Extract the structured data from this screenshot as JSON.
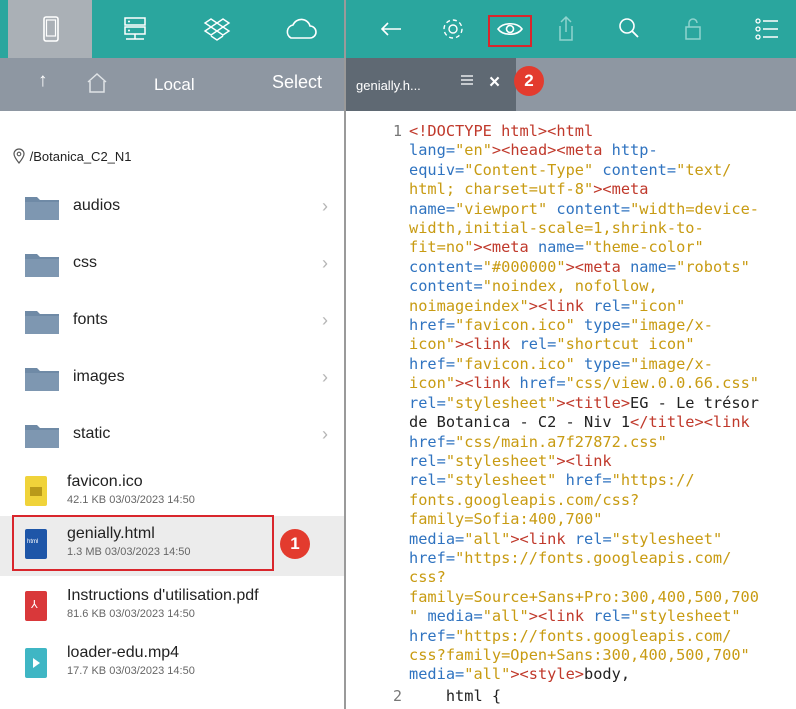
{
  "left_panel": {
    "nav": {
      "up_arrow": "↑",
      "title": "Local",
      "select": "Select"
    },
    "path": "/Botanica_C2_N1",
    "folders": [
      {
        "name": "audios"
      },
      {
        "name": "css"
      },
      {
        "name": "fonts"
      },
      {
        "name": "images"
      },
      {
        "name": "static"
      }
    ],
    "files": [
      {
        "name": "favicon.ico",
        "meta": "42.1 KB 03/03/2023 14:50",
        "type": "ico",
        "icon_label": ""
      },
      {
        "name": "genially.html",
        "meta": "1.3 MB 03/03/2023 14:50",
        "type": "html",
        "icon_label": "html"
      },
      {
        "name": "Instructions d'utilisation.pdf",
        "meta": "81.6 KB 03/03/2023 14:50",
        "type": "pdf",
        "icon_label": ""
      },
      {
        "name": "loader-edu.mp4",
        "meta": "17.7 KB 03/03/2023 14:50",
        "type": "mp4",
        "icon_label": ""
      }
    ],
    "badge_1": "1"
  },
  "right_panel": {
    "tab": {
      "label": "genially.h...",
      "close": "×"
    },
    "badge_2": "2"
  },
  "code_line_numbers": [
    "1",
    "2"
  ],
  "colors": {
    "teal": "#2aa69e",
    "gray_bar": "#8e97a2",
    "highlight_red": "#d9262c"
  }
}
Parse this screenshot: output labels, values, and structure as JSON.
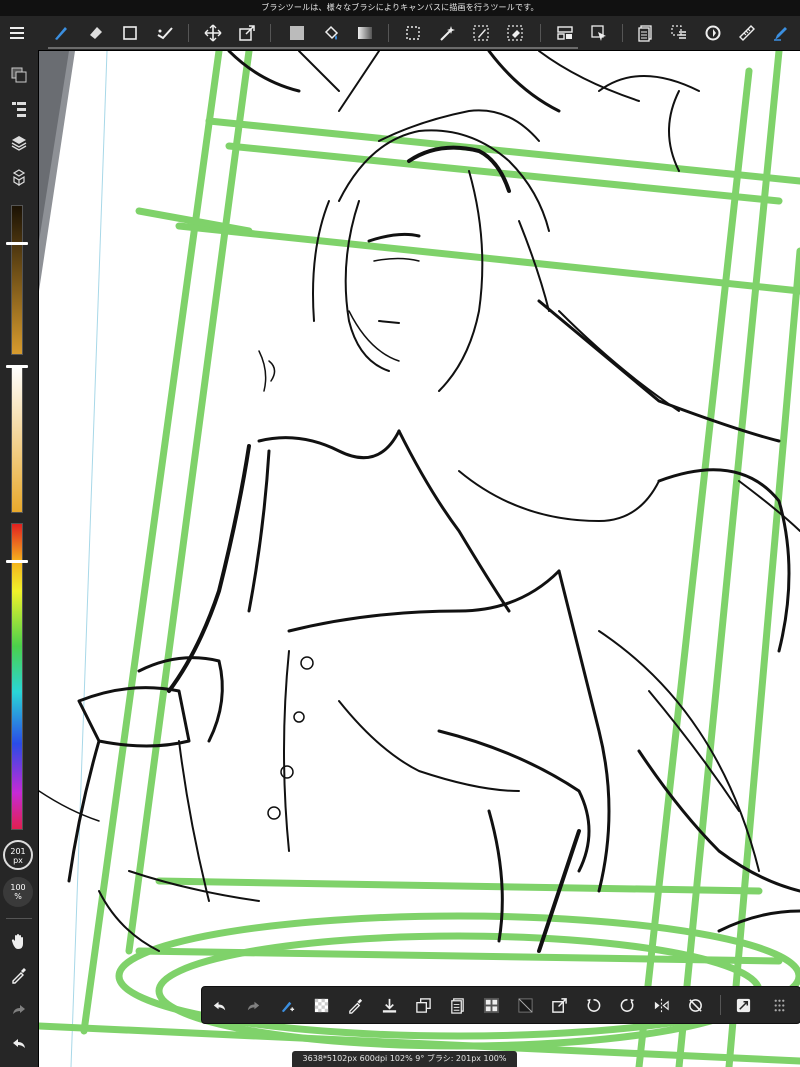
{
  "status_bar": {
    "text": "ブラシツールは、様々なブラシによりキャンバスに描画を行うツールです。"
  },
  "top_toolbar": {
    "tools": [
      {
        "name": "menu-icon"
      },
      {
        "name": "brush-icon",
        "active": true
      },
      {
        "name": "eraser-icon"
      },
      {
        "name": "shape-icon"
      },
      {
        "name": "edit-icon"
      },
      {
        "name": "move-icon"
      },
      {
        "name": "transform-icon"
      },
      {
        "name": "fill-color-icon"
      },
      {
        "name": "bucket-icon"
      },
      {
        "name": "gradient-icon"
      },
      {
        "name": "select-rect-icon"
      },
      {
        "name": "magic-wand-icon"
      },
      {
        "name": "select-pen-icon"
      },
      {
        "name": "select-eraser-icon"
      },
      {
        "name": "panel-layout-icon"
      },
      {
        "name": "select-arrow-icon"
      },
      {
        "name": "pages-icon"
      },
      {
        "name": "layer-select-icon"
      },
      {
        "name": "rotate-icon"
      },
      {
        "name": "ruler-icon"
      },
      {
        "name": "pen-setting-icon"
      }
    ]
  },
  "left_toolbar": {
    "brush_size_value": "201",
    "brush_size_unit": "px",
    "opacity_value": "100",
    "opacity_unit": "%",
    "brush_size_slider_level": 0.17,
    "opacity_slider_level": 0.0,
    "hue_slider_level": 0.12,
    "color_primary": "#d79b2e"
  },
  "bottom_toolbar": {
    "buttons": [
      "undo-icon",
      "redo-icon",
      "brush-adjust-icon",
      "transparent-icon",
      "eyedropper-icon",
      "download-icon",
      "copy-icon",
      "paste-icon",
      "grid-icon",
      "clear-icon",
      "export-icon",
      "rotate-ccw-icon",
      "rotate-cw-icon",
      "flip-icon",
      "reset-icon",
      "snap-icon",
      "more-icon"
    ]
  },
  "canvas_info": {
    "text": "3638*5102px 600dpi 102% 9° ブラシ: 201px 100%"
  },
  "colors": {
    "accent": "#3b8fe0",
    "guide_green": "#7fd26a",
    "toolbar_bg": "#262626"
  }
}
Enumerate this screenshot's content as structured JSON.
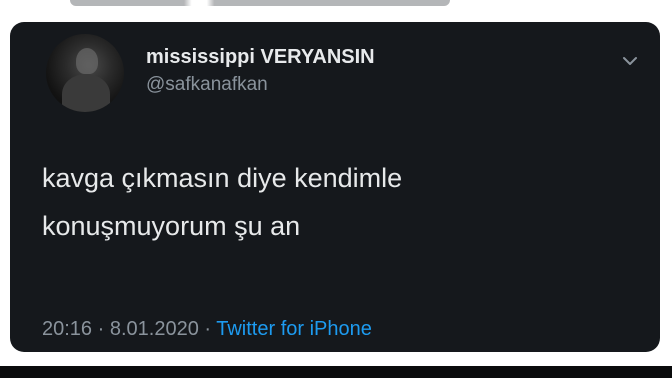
{
  "tweet": {
    "display_name": "mississippi VERYANSIN",
    "handle": "@safkanafkan",
    "text_lines": [
      "kavga çıkmasın diye kendimle",
      "konuşmuyorum şu an"
    ],
    "time": "20:16",
    "separator": "·",
    "date": "8.01.2020",
    "source": "Twitter for iPhone"
  },
  "icons": {
    "menu": "chevron-down-icon"
  },
  "colors": {
    "card_background": "#15181c",
    "primary_text": "#e7e9ea",
    "secondary_text": "#8a939c",
    "link": "#1d9bf0"
  }
}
-=-=-
## [BRIEF]
Leave the pictures out and reproduce each record exactly as written.

## [SOLUTION FOR THIS TASK]
Extract the structured data from this screenshot as JSON.
{
  "left_panel": {
    "nav": {
      "up_arrow": "↑",
      "title": "Local",
      "select": "Select"
    },
    "path": "/Botanica_C2_N1",
    "folders": [
      {
        "name": "audios"
      },
      {
        "name": "css"
      },
      {
        "name": "fonts"
      },
      {
        "name": "images"
      },
      {
        "name": "static"
      }
    ],
    "files": [
      {
        "name": "favicon.ico",
        "meta": "42.1 KB 03/03/2023 14:50",
        "type": "ico",
        "icon_label": ""
      },
      {
        "name": "genially.html",
        "meta": "1.3 MB 03/03/2023 14:50",
        "type": "html",
        "icon_label": "html"
      },
      {
        "name": "Instructions d'utilisation.pdf",
        "meta": "81.6 KB 03/03/2023 14:50",
        "type": "pdf",
        "icon_label": ""
      },
      {
        "name": "loader-edu.mp4",
        "meta": "17.7 KB 03/03/2023 14:50",
        "type": "mp4",
        "icon_label": ""
      }
    ],
    "badge_1": "1"
  },
  "right_panel": {
    "tab": {
      "label": "genially.h...",
      "close": "×"
    },
    "badge_2": "2"
  },
  "code_line_numbers": [
    "1",
    "2"
  ],
  "colors": {
    "teal": "#2aa69e",
    "gray_bar": "#8e97a2",
    "highlight_red": "#d9262c"
  }
}
Parse this screenshot: output labels, values, and structure as JSON.
{
  "status_bar": {
    "text": "ブラシツールは、様々なブラシによりキャンバスに描画を行うツールです。"
  },
  "top_toolbar": {
    "tools": [
      {
        "name": "menu-icon"
      },
      {
        "name": "brush-icon",
        "active": true
      },
      {
        "name": "eraser-icon"
      },
      {
        "name": "shape-icon"
      },
      {
        "name": "edit-icon"
      },
      {
        "name": "move-icon"
      },
      {
        "name": "transform-icon"
      },
      {
        "name": "fill-color-icon"
      },
      {
        "name": "bucket-icon"
      },
      {
        "name": "gradient-icon"
      },
      {
        "name": "select-rect-icon"
      },
      {
        "name": "magic-wand-icon"
      },
      {
        "name": "select-pen-icon"
      },
      {
        "name": "select-eraser-icon"
      },
      {
        "name": "panel-layout-icon"
      },
      {
        "name": "select-arrow-icon"
      },
      {
        "name": "pages-icon"
      },
      {
        "name": "layer-select-icon"
      },
      {
        "name": "rotate-icon"
      },
      {
        "name": "ruler-icon"
      },
      {
        "name": "pen-setting-icon"
      }
    ]
  },
  "left_toolbar": {
    "brush_size_value": "201",
    "brush_size_unit": "px",
    "opacity_value": "100",
    "opacity_unit": "%",
    "brush_size_slider_level": 0.17,
    "opacity_slider_level": 0.0,
    "hue_slider_level": 0.12,
    "color_primary": "#d79b2e"
  },
  "bottom_toolbar": {
    "buttons": [
      "undo-icon",
      "redo-icon",
      "brush-adjust-icon",
      "transparent-icon",
      "eyedropper-icon",
      "download-icon",
      "copy-icon",
      "paste-icon",
      "grid-icon",
      "clear-icon",
      "export-icon",
      "rotate-ccw-icon",
      "rotate-cw-icon",
      "flip-icon",
      "reset-icon",
      "snap-icon",
      "more-icon"
    ]
  },
  "canvas_info": {
    "text": "3638*5102px 600dpi 102% 9° ブラシ: 201px 100%"
  },
  "colors": {
    "accent": "#3b8fe0",
    "guide_green": "#7fd26a",
    "toolbar_bg": "#262626"
  }
}
Enumerate this screenshot's content as structured JSON.
{
  "tweet": {
    "display_name": "mississippi VERYANSIN",
    "handle": "@safkanafkan",
    "text_lines": [
      "kavga çıkmasın diye kendimle",
      "konuşmuyorum şu an"
    ],
    "time": "20:16",
    "separator": "·",
    "date": "8.01.2020",
    "source": "Twitter for iPhone"
  },
  "icons": {
    "menu": "chevron-down-icon"
  },
  "colors": {
    "card_background": "#15181c",
    "primary_text": "#e7e9ea",
    "secondary_text": "#8a939c",
    "link": "#1d9bf0"
  }
}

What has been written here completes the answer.